───── DOCUMENT PASSAGE

The output of neural networks can be hard to interpret. You’ll probably ask yourself questions like “How accurate is my model?” or “What do these numbers mean?” Not only that, but each kind of neural network has a different kind of output.
For example, in unsupervised learning using a restricted boltzmann machine or a Variational AutoEncoder the network learns to reconstruct input. This is best illustrated by discussing images. The best way to interpret reconstruciton is to see how well an image is reconstructed after the data is “noised” and fed into a neural network.
As you follow the MNIST tutorial, the best way to gauge your performace is to compare the initial image and network output side by side.
Another example would be multilayer networks. Multilayer networks are discriminatory classifiers; that is, they label things.
In machine learning, one metric used to determine how well a classifier performs is called the f1 score. The f1 score is a number between zero and one that explains how well the network performed during training. It is analogous to a percentage, with 1 being the equivalent of 100 percent predictive accuracy.
DL4J has a class called Evaluation that will output f1 scores for you. The Evaluation class can also print out False Positive/negative rates, Confusion Matrix, and more.

──────────
───── INFORMATION PROVIDED

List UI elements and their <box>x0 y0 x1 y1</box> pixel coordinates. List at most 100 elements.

──────────

(PROBLEMS)
(a) List every specific kind of neural network that the text on interpreting neural network output names.
(b) Continue the text on interpreting neural network output from its last sentence.

(TASK ANSWERS)
(a)
restricted boltzmann machine
Variational AutoEncoder
multilayer networks

(b)
Imagine each label is a binary matrix of 1 row and, say, 10 columns, with each column representing a number from one to 10. (The number of columns will actually vary with the number of possible outcomes, or labels.) There can only be a single 1 in this matrix, and it is located in the column representing the number labeled. That is, [0 1 0 0 0 0 0 0 0 0] means two, and so forth. Each label is then assigned a likelihood of how accurately it describes the input, according to the features recognized by your network. Those probabilities are the network’s guesses. At the end of your test, you compare the highest-probability label with the actual number of the input. The aggregate of these comparisons is your accuracy rate, or f score.
In fact, you can enter any number of inputs into the network simultaneously. Each of them will be a row in your binary matrix. And the number of rows in your binary input matrix will be equal to the number of rows in your binary out matrix of guesses.
The Evaluation class is often used at the end of training to verify accuracy.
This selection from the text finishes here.